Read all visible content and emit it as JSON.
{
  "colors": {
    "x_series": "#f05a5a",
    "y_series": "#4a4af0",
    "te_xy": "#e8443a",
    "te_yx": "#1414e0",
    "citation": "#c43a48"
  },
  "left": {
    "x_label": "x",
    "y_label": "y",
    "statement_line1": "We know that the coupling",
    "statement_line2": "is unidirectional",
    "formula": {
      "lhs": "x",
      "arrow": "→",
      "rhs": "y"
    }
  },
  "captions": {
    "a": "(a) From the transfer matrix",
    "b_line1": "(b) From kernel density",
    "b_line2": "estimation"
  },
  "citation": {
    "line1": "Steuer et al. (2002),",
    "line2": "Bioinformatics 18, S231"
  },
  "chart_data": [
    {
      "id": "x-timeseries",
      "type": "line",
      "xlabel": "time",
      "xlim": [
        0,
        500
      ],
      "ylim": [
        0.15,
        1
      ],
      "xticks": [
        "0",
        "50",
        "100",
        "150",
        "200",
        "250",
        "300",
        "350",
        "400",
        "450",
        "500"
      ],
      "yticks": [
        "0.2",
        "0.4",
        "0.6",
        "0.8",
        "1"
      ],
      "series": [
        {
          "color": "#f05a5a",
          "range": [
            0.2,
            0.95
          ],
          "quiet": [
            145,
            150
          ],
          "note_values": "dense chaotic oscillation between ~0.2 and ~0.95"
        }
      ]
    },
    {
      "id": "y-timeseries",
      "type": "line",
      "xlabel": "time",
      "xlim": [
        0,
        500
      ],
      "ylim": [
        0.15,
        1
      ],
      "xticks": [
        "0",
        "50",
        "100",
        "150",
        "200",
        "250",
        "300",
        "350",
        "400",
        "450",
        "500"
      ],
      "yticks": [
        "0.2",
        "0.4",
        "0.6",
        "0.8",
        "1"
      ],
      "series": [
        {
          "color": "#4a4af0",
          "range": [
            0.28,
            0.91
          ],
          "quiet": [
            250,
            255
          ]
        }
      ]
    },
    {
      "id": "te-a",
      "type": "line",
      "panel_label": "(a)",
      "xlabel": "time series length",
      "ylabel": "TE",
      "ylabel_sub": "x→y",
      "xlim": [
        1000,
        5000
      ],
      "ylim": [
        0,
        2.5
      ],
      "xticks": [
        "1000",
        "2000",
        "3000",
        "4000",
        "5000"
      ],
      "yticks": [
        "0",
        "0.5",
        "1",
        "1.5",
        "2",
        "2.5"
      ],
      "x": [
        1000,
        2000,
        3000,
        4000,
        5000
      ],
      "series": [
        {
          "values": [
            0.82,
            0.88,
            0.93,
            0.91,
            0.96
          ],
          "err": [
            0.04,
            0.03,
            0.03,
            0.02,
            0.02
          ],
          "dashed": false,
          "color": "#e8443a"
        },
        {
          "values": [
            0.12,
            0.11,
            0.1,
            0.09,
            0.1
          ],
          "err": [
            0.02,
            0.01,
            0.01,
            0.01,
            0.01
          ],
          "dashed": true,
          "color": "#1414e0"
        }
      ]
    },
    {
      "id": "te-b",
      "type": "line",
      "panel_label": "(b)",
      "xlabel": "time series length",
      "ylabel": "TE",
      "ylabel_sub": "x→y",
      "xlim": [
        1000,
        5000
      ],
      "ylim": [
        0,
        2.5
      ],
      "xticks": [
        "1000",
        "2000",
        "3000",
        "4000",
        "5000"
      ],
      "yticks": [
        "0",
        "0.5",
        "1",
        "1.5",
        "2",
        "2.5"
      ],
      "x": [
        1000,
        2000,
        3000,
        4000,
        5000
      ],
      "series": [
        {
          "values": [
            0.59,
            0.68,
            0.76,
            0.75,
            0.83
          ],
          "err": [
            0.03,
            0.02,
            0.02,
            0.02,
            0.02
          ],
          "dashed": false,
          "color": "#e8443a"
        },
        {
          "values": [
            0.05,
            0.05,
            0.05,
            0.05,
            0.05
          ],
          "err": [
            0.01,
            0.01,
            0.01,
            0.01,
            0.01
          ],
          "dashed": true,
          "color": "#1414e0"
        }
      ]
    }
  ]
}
....
[The request] Every record should be repeated exactly; please leave none out.

[Expected answer]
Read all visible content and emit it as JSON.
{
  "colors": {
    "x_series": "#f05a5a",
    "y_series": "#4a4af0",
    "te_xy": "#e8443a",
    "te_yx": "#1414e0",
    "citation": "#c43a48"
  },
  "left": {
    "x_label": "x",
    "y_label": "y",
    "statement_line1": "We know that the coupling",
    "statement_line2": "is unidirectional",
    "formula": {
      "lhs": "x",
      "arrow": "→",
      "rhs": "y"
    }
  },
  "captions": {
    "a": "(a) From the transfer matrix",
    "b_line1": "(b) From kernel density",
    "b_line2": "estimation"
  },
  "citation": {
    "line1": "Steuer et al. (2002),",
    "line2": "Bioinformatics 18, S231"
  },
  "chart_data": [
    {
      "id": "x-timeseries",
      "type": "line",
      "xlabel": "time",
      "xlim": [
        0,
        500
      ],
      "ylim": [
        0.15,
        1
      ],
      "xticks": [
        "0",
        "50",
        "100",
        "150",
        "200",
        "250",
        "300",
        "350",
        "400",
        "450",
        "500"
      ],
      "yticks": [
        "0.2",
        "0.4",
        "0.6",
        "0.8",
        "1"
      ],
      "series": [
        {
          "color": "#f05a5a",
          "range": [
            0.2,
            0.95
          ],
          "quiet": [
            145,
            150
          ],
          "note_values": "dense chaotic oscillation between ~0.2 and ~0.95"
        }
      ]
    },
    {
      "id": "y-timeseries",
      "type": "line",
      "xlabel": "time",
      "xlim": [
        0,
        500
      ],
      "ylim": [
        0.15,
        1
      ],
      "xticks": [
        "0",
        "50",
        "100",
        "150",
        "200",
        "250",
        "300",
        "350",
        "400",
        "450",
        "500"
      ],
      "yticks": [
        "0.2",
        "0.4",
        "0.6",
        "0.8",
        "1"
      ],
      "series": [
        {
          "color": "#4a4af0",
          "range": [
            0.28,
            0.91
          ],
          "quiet": [
            250,
            255
          ]
        }
      ]
    },
    {
      "id": "te-a",
      "type": "line",
      "panel_label": "(a)",
      "xlabel": "time series length",
      "ylabel": "TE",
      "ylabel_sub": "x→y",
      "xlim": [
        1000,
        5000
      ],
      "ylim": [
        0,
        2.5
      ],
      "xticks": [
        "1000",
        "2000",
        "3000",
        "4000",
        "5000"
      ],
      "yticks": [
        "0",
        "0.5",
        "1",
        "1.5",
        "2",
        "2.5"
      ],
      "x": [
        1000,
        2000,
        3000,
        4000,
        5000
      ],
      "series": [
        {
          "values": [
            0.82,
            0.88,
            0.93,
            0.91,
            0.96
          ],
          "err": [
            0.04,
            0.03,
            0.03,
            0.02,
            0.02
          ],
          "dashed": false,
          "color": "#e8443a"
        },
        {
          "values": [
            0.12,
            0.11,
            0.1,
            0.09,
            0.1
          ],
          "err": [
            0.02,
            0.01,
            0.01,
            0.01,
            0.01
          ],
          "dashed": true,
          "color": "#1414e0"
        }
      ]
    },
    {
      "id": "te-b",
      "type": "line",
      "panel_label": "(b)",
      "xlabel": "time series length",
      "ylabel": "TE",
      "ylabel_sub": "x→y",
      "xlim": [
        1000,
        5000
      ],
      "ylim": [
        0,
        2.5
      ],
      "xticks": [
        "1000",
        "2000",
        "3000",
        "4000",
        "5000"
      ],
      "yticks": [
        "0",
        "0.5",
        "1",
        "1.5",
        "2",
        "2.5"
      ],
      "x": [
        1000,
        2000,
        3000,
        4000,
        5000
      ],
      "series": [
        {
          "values": [
            0.59,
            0.68,
            0.76,
            0.75,
            0.83
          ],
          "err": [
            0.03,
            0.02,
            0.02,
            0.02,
            0.02
          ],
          "dashed": false,
          "color": "#e8443a"
        },
        {
          "values": [
            0.05,
            0.05,
            0.05,
            0.05,
            0.05
          ],
          "err": [
            0.01,
            0.01,
            0.01,
            0.01,
            0.01
          ],
          "dashed": true,
          "color": "#1414e0"
        }
      ]
    }
  ]
}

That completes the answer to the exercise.